◆ **Records for the task**:
## begin
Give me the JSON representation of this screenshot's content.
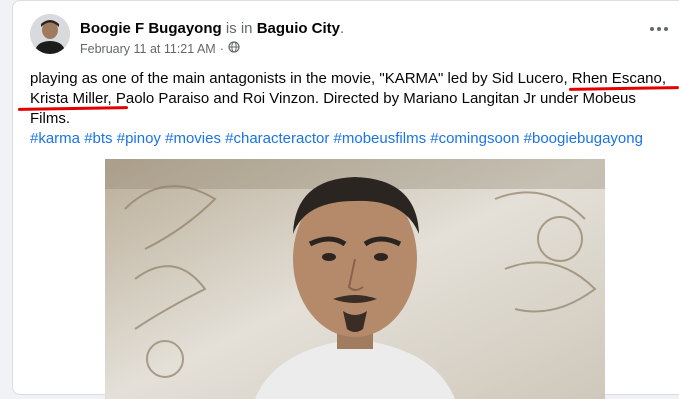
{
  "post": {
    "author": "Boogie F Bugayong",
    "is_in": " is in ",
    "place": "Baguio City",
    "period": ".",
    "timestamp": "February 11 at 11:21 AM",
    "separator": "·",
    "privacy_icon": "globe-icon",
    "more_icon": "more-options-icon",
    "text": {
      "part1": "playing as one of the main antagonists in the movie, \"KARMA\" led by Sid Lucero, ",
      "name1": "Rhen Escano,",
      "space": " ",
      "name2": "Krista Miller,",
      "part2": " Paolo Paraiso and Roi Vinzon. Directed by Mariano Langitan Jr under Mobeus Films."
    },
    "hashtags": [
      "#karma",
      "#bts",
      "#pinoy",
      "#movies",
      "#characteractor",
      "#mobeusfilms",
      "#comingsoon",
      "#boogiebugayong"
    ],
    "annotation_color": "#e30000",
    "hashtag_color": "#1b74e4"
  }
}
## end
◆ **Task to carry out**: Pictures in the data above should not be copied; transcribe everything else exactly.

◆ **Task output**:
Give me the JSON representation of this screenshot's content.
{
  "post": {
    "author": "Boogie F Bugayong",
    "is_in": " is in ",
    "place": "Baguio City",
    "period": ".",
    "timestamp": "February 11 at 11:21 AM",
    "separator": "·",
    "privacy_icon": "globe-icon",
    "more_icon": "more-options-icon",
    "text": {
      "part1": "playing as one of the main antagonists in the movie, \"KARMA\" led by Sid Lucero, ",
      "name1": "Rhen Escano,",
      "space": " ",
      "name2": "Krista Miller,",
      "part2": " Paolo Paraiso and Roi Vinzon. Directed by Mariano Langitan Jr under Mobeus Films."
    },
    "hashtags": [
      "#karma",
      "#bts",
      "#pinoy",
      "#movies",
      "#characteractor",
      "#mobeusfilms",
      "#comingsoon",
      "#boogiebugayong"
    ],
    "annotation_color": "#e30000",
    "hashtag_color": "#1b74e4"
  }
}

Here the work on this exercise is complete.